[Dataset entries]
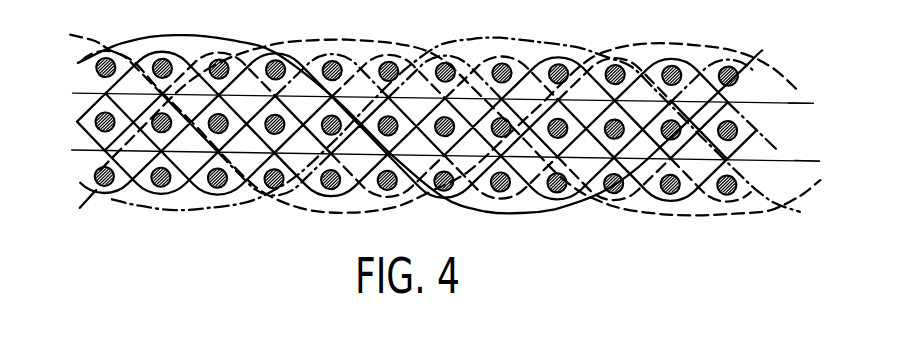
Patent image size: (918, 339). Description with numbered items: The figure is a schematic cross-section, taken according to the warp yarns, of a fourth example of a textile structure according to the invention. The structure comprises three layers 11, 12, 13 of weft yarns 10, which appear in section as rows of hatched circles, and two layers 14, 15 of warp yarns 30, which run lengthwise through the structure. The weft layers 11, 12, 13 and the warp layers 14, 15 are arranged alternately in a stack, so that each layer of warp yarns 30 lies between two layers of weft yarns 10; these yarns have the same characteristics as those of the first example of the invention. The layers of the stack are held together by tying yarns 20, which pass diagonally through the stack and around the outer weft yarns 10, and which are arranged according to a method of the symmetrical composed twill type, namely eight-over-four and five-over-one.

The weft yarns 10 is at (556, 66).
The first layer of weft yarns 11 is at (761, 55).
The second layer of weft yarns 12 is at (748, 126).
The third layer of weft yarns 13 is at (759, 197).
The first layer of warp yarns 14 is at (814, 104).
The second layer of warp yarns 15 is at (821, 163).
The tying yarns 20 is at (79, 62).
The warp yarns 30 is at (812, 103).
* * *
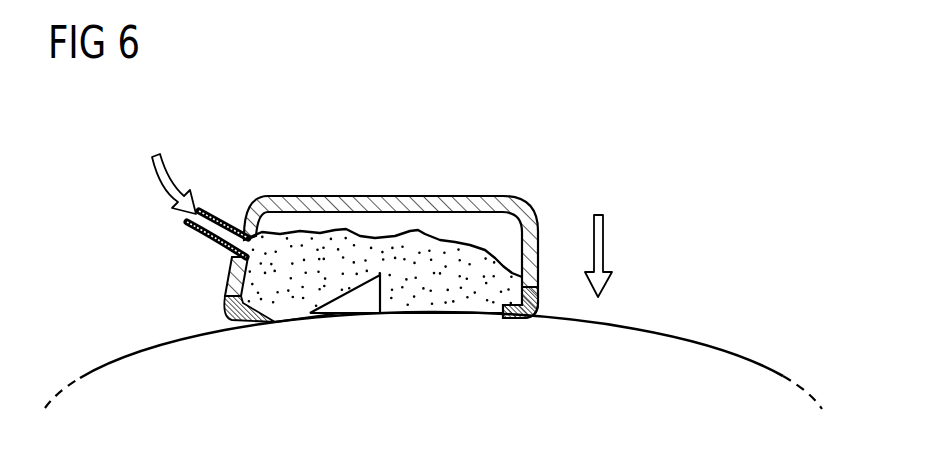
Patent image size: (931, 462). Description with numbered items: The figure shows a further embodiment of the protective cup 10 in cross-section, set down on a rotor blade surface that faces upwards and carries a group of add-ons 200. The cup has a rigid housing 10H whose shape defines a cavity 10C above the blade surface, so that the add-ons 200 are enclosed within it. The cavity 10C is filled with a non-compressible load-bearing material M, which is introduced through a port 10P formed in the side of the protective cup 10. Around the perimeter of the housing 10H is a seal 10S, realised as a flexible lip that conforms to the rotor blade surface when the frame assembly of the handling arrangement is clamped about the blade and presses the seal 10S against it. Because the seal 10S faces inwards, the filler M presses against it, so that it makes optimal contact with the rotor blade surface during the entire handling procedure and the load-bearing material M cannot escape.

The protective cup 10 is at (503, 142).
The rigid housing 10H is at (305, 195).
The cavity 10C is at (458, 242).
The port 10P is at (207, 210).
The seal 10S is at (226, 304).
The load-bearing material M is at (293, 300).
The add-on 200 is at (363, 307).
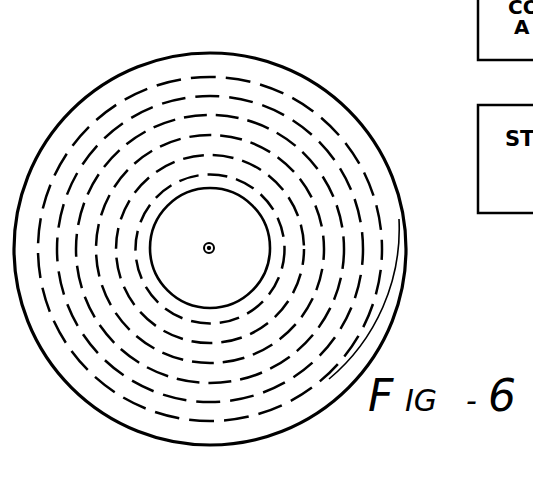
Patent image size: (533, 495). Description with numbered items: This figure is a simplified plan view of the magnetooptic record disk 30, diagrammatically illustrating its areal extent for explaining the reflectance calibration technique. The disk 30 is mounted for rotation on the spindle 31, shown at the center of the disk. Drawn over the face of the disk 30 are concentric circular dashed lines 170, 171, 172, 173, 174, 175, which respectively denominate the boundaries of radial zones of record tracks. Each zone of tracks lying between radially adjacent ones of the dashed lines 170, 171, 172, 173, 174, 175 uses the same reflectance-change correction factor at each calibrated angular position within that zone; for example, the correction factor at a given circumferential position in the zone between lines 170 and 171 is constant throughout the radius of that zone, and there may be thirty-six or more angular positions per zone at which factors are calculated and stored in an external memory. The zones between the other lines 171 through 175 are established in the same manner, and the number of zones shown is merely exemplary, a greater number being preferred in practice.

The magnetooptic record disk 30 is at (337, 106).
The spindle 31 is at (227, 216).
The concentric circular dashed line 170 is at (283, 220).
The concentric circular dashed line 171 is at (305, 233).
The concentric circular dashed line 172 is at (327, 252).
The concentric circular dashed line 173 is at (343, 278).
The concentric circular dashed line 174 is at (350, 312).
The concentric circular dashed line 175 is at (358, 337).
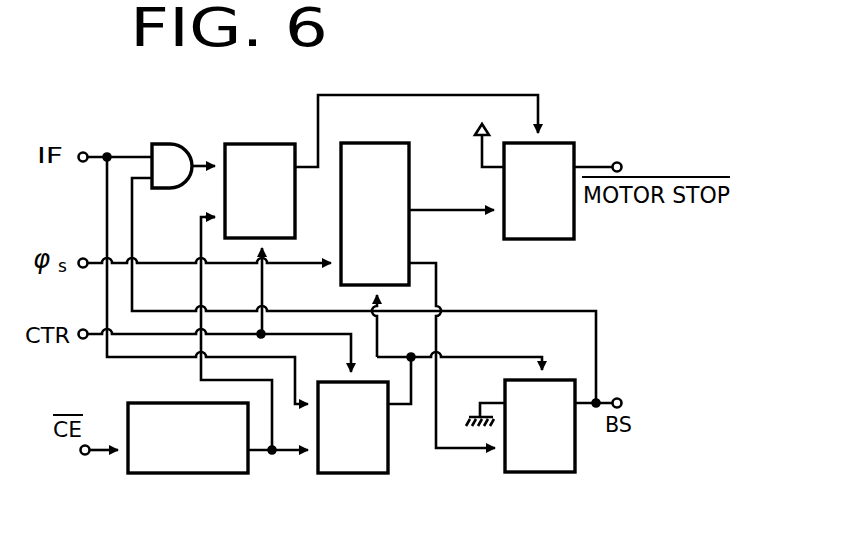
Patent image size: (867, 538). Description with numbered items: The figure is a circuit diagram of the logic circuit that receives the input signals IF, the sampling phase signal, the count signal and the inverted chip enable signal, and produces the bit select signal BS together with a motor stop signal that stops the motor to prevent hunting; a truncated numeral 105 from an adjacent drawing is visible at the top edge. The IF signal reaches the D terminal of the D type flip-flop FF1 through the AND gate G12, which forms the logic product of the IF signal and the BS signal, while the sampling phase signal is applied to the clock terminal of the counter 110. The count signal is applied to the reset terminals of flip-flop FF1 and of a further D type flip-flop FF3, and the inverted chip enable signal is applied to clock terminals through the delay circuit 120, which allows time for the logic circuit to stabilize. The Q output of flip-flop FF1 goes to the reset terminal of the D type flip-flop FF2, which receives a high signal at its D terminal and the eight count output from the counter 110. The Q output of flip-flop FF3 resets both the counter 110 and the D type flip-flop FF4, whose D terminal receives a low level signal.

**Exercise aim**: Please reproduce the data starting at the line that contains "Patent image size: (918, 339)." and ending at the line that contains "The first layer of weft", substituting "sectional view" for "cross-section" and leaving everything else as it is.

**Exercise response**:
Patent image size: (918, 339). Description with numbered items: The figure is a schematic sectional view, taken according to the warp yarns, of a fourth example of a textile structure according to the invention. The structure comprises three layers 11, 12, 13 of weft yarns 10, which appear in section as rows of hatched circles, and two layers 14, 15 of warp yarns 30, which run lengthwise through the structure. The weft layers 11, 12, 13 and the warp layers 14, 15 are arranged alternately in a stack, so that each layer of warp yarns 30 lies between two layers of weft yarns 10; these yarns have the same characteristics as those of the first example of the invention. The layers of the stack are held together by tying yarns 20, which pass diagonally through the stack and around the outer weft yarns 10, and which are arranged according to a method of the symmetrical composed twill type, namely eight-over-four and five-over-one.

The weft yarns 10 is at (556, 66).
The first layer of weft yarns 11 is at (761, 55).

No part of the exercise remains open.